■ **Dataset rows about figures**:

######

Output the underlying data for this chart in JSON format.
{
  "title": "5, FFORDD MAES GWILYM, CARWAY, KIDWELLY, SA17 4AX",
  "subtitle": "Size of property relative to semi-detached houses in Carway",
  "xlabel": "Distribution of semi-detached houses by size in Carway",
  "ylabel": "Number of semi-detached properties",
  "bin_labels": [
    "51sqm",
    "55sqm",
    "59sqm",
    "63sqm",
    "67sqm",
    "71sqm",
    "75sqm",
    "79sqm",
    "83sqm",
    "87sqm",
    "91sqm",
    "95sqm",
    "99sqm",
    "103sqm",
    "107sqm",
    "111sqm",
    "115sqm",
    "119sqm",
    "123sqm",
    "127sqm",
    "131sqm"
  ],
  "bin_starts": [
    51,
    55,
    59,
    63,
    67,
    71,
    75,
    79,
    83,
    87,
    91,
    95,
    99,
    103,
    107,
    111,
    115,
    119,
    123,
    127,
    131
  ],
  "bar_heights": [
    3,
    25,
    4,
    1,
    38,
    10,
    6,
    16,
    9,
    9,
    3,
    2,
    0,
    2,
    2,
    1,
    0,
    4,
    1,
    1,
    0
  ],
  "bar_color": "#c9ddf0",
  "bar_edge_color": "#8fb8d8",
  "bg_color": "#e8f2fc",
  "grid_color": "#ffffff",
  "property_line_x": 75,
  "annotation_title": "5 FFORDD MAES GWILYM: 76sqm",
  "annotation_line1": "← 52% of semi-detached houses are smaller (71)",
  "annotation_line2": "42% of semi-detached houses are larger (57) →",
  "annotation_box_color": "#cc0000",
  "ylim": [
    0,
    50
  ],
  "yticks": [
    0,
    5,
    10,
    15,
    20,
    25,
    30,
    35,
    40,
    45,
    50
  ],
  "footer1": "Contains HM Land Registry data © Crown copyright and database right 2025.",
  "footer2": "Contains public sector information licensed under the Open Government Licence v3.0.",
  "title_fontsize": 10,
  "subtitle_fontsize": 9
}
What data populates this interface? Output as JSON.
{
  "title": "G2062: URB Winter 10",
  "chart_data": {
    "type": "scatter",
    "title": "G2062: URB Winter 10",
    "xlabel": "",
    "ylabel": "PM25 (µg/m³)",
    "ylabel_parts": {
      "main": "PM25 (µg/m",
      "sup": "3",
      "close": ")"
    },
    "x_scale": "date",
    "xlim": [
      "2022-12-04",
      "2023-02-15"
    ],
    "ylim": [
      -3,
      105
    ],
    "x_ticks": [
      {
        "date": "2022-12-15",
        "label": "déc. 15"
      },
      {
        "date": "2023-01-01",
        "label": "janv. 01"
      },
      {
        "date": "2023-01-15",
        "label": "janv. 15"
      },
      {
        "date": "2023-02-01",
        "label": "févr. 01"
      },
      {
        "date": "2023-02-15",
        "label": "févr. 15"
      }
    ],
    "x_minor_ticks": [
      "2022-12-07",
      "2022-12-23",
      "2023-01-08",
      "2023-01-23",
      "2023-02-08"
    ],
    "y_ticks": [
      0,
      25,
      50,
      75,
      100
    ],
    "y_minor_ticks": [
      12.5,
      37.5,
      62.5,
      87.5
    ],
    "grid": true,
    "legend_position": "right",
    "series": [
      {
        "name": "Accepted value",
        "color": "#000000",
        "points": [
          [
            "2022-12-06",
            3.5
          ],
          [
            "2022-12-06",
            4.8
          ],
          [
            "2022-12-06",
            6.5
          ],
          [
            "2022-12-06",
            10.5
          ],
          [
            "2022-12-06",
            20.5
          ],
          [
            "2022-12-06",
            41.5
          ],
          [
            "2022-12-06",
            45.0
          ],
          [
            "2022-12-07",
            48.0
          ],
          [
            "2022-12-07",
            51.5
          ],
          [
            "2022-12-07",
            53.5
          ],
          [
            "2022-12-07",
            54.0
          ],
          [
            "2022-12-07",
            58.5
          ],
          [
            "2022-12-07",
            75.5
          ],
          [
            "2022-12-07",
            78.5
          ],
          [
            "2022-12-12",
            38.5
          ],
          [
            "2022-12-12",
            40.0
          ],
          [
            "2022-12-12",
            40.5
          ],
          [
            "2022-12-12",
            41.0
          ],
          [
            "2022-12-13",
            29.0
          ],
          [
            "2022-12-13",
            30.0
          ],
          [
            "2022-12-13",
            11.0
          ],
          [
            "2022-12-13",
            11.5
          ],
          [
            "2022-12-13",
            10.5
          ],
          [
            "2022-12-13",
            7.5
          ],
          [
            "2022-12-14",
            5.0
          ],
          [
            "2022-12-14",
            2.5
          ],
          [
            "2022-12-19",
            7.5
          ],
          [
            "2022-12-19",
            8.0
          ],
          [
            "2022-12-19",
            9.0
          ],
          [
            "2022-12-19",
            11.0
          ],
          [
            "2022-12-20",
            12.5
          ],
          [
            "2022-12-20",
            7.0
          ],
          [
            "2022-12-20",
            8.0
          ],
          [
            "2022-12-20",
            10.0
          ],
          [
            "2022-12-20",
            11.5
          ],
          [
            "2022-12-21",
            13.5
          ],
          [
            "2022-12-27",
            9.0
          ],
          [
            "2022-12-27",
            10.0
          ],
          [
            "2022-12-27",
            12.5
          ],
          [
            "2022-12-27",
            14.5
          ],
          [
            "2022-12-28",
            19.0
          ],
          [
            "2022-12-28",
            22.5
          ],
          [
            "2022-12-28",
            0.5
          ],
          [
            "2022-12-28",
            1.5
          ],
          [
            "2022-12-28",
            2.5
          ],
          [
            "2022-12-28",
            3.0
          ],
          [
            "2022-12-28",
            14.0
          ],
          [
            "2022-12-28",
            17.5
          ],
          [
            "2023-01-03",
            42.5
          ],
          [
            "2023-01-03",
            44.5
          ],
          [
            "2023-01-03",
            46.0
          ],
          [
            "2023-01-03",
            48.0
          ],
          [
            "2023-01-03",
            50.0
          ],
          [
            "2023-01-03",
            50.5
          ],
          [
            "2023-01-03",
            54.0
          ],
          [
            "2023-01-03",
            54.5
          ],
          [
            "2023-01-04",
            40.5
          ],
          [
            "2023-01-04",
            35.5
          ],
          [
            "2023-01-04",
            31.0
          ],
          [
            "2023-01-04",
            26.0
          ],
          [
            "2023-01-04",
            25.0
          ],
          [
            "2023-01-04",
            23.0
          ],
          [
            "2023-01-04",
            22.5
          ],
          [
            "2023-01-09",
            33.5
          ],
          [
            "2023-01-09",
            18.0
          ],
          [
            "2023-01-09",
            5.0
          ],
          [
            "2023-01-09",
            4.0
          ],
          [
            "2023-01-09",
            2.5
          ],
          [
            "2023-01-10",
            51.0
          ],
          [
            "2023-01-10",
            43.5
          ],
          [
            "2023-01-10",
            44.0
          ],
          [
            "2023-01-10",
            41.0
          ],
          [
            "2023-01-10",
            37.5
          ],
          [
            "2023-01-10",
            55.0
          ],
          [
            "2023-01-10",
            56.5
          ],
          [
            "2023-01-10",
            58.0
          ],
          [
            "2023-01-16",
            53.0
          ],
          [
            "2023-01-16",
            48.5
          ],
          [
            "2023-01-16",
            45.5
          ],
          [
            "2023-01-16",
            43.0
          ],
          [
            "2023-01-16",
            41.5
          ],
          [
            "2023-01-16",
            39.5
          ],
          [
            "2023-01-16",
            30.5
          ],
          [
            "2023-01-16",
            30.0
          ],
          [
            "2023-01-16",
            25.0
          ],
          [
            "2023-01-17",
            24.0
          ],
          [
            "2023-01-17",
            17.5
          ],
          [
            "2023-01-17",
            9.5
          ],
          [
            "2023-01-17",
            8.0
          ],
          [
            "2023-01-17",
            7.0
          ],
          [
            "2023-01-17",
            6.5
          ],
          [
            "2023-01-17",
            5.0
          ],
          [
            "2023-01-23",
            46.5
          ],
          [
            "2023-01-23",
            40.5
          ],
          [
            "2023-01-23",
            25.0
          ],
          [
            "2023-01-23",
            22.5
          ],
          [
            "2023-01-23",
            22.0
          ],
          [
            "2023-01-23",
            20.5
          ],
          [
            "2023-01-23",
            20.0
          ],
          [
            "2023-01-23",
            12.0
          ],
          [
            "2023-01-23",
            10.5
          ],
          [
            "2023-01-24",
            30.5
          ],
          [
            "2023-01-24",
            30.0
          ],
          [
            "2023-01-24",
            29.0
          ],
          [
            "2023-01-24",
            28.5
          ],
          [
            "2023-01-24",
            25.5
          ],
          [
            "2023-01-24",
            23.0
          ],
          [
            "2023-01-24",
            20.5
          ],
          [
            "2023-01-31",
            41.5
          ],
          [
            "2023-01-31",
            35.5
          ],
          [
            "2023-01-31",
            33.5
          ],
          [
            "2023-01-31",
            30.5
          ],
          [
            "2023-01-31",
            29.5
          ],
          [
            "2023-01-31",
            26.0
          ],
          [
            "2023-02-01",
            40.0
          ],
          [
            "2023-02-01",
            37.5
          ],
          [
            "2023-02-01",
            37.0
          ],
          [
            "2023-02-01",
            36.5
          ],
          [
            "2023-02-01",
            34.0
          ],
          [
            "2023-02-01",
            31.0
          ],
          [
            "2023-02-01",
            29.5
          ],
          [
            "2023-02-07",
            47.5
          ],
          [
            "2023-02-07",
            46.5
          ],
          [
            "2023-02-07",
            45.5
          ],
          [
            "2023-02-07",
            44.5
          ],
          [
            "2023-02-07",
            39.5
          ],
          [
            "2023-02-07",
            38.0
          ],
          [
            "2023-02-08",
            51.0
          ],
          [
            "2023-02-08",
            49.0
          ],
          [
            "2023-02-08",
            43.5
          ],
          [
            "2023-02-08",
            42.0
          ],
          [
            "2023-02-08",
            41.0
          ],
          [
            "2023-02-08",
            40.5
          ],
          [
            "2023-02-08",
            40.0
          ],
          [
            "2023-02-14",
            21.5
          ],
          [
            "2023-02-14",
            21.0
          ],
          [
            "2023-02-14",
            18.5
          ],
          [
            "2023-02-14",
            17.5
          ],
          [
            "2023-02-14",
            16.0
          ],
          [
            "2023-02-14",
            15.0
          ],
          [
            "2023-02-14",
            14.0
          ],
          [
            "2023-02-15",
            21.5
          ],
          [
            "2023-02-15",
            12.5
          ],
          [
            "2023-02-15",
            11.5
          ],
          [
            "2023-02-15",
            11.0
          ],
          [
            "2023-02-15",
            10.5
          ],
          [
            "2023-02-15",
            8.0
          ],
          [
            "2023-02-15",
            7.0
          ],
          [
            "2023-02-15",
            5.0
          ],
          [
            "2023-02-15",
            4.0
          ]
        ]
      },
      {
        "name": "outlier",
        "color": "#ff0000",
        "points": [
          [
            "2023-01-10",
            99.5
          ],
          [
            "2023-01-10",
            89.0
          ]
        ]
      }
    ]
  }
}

######

Filter the records, keeping only lines that contain "JSON", and show those lines.

Output the underlying data for this chart in JSON format.
What data populates this interface? Output as JSON.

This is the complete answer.